→ What this exercise asks:
(1) According to the International Women's Day text, what was the campaign theme for IWD 2023?
(2) Resume the text on International Women's Day and equity in the early years, picking up after its last sentence.

→ Text section:

International Women’s Day falls on 8th March every year and is an important day of the year to raise awareness on women’s equality. It is a day in which women are celebrated and gender stereotypes are challenged.

The aim of the IWD 2023 #EmbraceEquity campaign theme ‘is to get the world talking about why equal opportunities aren't enough. People start from different places, so true inclusion and belonging require equitable action. It's critical to understand the difference between equity and equality.

So, what is the difference between equity and equality - and why is it important to understand, acknowledge and value this?

As Early Years Educators, we are privileged to have such a big influence on shaping the lives of those little ones that come through our door every morning.

When we think about equality and equity in the early years, we may consider all children having equal access to resources, respecting ourselves and others, speaking out and being free to express ourselves, regardless of gender. Enabling children in their early years to begin to understand such subjects, can help protect them from the negative consequences of inequality and discrimination as they grow older.

→ Data:
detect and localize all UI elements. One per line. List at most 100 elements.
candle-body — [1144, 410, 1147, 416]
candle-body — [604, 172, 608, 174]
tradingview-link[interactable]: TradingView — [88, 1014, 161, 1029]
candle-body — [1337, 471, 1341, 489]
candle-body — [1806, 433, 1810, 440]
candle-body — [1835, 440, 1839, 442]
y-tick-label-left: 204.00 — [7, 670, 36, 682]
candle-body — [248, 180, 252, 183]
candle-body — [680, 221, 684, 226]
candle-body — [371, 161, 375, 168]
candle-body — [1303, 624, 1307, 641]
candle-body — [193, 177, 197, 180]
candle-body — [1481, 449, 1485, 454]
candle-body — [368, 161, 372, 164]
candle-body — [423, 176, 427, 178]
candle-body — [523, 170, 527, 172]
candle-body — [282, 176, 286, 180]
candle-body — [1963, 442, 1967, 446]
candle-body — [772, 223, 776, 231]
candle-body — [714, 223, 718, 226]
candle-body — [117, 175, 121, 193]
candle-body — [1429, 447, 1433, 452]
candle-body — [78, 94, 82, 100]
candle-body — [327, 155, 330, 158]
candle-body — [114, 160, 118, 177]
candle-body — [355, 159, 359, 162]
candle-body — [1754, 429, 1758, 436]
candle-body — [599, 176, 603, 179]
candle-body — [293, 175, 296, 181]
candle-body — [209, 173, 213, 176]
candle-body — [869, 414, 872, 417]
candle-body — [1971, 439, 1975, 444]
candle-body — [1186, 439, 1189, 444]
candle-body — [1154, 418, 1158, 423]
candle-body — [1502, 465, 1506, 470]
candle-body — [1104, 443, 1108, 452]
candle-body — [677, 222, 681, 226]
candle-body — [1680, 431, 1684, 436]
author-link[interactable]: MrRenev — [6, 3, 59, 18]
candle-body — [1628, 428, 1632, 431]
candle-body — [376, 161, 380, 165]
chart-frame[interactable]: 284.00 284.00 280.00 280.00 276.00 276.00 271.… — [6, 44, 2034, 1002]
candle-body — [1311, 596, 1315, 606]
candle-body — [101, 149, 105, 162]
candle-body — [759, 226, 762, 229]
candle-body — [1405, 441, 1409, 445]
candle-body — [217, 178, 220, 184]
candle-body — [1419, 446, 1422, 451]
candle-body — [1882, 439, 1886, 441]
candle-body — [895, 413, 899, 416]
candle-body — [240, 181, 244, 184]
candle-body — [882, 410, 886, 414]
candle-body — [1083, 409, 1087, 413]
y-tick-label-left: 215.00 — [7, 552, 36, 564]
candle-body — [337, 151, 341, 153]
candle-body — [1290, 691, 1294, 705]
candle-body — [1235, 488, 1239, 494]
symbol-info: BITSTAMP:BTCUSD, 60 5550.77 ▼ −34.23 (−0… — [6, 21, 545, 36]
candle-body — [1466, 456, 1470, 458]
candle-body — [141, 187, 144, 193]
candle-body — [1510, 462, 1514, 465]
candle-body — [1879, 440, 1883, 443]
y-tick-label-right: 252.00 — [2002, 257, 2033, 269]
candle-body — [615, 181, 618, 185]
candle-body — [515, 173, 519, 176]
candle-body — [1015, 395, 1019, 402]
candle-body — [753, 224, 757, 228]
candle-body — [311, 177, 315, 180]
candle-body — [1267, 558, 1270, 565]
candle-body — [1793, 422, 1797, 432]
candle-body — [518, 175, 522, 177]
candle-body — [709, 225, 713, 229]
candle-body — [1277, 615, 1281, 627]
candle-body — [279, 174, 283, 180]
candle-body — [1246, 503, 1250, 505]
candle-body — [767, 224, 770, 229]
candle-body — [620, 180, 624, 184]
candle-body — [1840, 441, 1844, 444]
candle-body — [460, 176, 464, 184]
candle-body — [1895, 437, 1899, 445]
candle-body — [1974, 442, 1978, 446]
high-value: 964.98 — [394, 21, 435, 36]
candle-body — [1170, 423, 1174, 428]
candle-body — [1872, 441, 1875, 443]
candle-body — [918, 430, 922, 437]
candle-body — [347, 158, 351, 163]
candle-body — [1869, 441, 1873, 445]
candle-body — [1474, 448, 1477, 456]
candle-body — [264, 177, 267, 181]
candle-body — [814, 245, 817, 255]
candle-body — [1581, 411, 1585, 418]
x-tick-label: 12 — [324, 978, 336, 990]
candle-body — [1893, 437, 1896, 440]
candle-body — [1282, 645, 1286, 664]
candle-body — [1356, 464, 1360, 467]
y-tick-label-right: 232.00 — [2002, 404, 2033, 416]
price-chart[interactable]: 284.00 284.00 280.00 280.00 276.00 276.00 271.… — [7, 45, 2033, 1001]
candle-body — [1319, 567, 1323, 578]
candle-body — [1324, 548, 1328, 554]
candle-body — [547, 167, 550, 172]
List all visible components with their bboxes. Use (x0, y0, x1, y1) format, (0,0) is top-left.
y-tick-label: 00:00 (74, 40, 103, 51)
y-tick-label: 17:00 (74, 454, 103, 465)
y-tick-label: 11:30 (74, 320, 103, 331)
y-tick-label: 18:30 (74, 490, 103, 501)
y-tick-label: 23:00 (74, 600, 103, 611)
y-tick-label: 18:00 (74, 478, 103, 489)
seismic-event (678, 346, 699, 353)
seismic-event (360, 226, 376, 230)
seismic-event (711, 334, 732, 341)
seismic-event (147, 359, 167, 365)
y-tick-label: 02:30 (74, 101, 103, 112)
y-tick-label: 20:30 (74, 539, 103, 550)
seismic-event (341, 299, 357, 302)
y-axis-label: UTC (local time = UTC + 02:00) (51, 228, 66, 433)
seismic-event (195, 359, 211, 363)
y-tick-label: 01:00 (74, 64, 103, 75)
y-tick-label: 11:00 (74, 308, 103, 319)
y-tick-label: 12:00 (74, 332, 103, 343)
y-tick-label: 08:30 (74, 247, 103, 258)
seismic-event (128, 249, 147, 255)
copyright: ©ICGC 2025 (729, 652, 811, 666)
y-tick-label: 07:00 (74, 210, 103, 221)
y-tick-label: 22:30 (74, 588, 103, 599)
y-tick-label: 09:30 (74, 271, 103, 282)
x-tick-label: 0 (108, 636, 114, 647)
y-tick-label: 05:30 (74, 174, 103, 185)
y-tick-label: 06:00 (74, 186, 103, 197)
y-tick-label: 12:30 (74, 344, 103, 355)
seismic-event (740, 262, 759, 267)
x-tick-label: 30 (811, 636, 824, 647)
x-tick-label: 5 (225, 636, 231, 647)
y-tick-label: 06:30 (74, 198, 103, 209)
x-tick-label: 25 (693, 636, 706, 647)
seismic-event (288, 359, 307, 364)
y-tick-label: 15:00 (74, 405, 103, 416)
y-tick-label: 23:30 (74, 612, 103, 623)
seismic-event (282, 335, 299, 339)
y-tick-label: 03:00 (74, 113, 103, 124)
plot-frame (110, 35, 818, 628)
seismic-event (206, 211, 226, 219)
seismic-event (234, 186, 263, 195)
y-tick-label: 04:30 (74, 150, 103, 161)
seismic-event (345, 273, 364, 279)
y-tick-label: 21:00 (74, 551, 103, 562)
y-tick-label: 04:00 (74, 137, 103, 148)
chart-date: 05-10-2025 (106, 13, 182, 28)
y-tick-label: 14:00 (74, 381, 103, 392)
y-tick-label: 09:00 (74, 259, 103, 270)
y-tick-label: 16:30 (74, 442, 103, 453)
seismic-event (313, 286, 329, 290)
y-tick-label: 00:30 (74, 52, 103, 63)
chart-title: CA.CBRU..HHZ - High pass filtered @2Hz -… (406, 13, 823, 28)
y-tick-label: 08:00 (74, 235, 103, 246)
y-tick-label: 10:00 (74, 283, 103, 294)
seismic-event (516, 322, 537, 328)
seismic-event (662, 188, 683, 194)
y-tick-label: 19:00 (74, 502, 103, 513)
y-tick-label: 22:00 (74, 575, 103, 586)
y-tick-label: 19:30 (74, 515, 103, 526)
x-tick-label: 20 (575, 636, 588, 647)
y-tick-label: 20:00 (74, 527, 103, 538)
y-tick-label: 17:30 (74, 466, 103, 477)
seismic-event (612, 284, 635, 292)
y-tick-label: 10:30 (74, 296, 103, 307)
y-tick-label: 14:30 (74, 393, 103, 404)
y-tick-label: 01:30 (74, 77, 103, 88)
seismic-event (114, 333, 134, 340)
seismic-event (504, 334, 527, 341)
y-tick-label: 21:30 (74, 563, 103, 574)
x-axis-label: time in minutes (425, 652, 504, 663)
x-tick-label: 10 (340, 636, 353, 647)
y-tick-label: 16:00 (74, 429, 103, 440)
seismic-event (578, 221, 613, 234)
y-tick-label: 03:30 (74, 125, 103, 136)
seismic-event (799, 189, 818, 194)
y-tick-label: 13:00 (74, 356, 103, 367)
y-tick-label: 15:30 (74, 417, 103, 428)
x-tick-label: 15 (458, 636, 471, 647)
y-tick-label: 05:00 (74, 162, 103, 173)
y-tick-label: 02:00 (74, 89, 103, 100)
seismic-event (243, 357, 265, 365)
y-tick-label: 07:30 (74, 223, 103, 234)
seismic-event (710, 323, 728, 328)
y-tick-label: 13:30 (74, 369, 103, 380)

→ Answers to each task:
(1) #EmbraceEquity

(2)
Across early years settings, we may start by ensuring all children are provided with equal opportunities to play and learn, and have access to a range of activities to support their development. Supporting children to challenge gender stereotypes in all areas of learning is an important part of our role. Many of us will have experienced children with gender stereotypical play, such as stating that girls cant be builders or boys can’t dress up a princesses. By helping children to work through why they think this way, we can help to remove such stereotypical thinking and begin to #embraceequity. Showing children that activities such as cooking, cleaning or gardening are not gender specific is an important life lesson. Allowing children to play with whatever toys they choose, regardless of their gender is an example of how children are treated equally.

But equity is so much more than equality.

(IWD: Equality versus Equity: What's the difference as we #EmbraceEquity for IWD 2023 and beyond? (internationalwomensday.com)

Equality in early years means each child is given the same resources or opportunities as their peers. They are given the same access to early education, the same opportunity and the same environment.

However, equity recognises that each child in our setting has different circumstances, varying cultural capital, and therefore needs varying resources, environments and opportunities in order to reach an equal outcome.

Across the early years sector, we recognise that each child is unique and strive to provide early education that is equitable and accessible for all. This does not mean giving every child the same. Equity means working out what each unique child needs in order to thrive.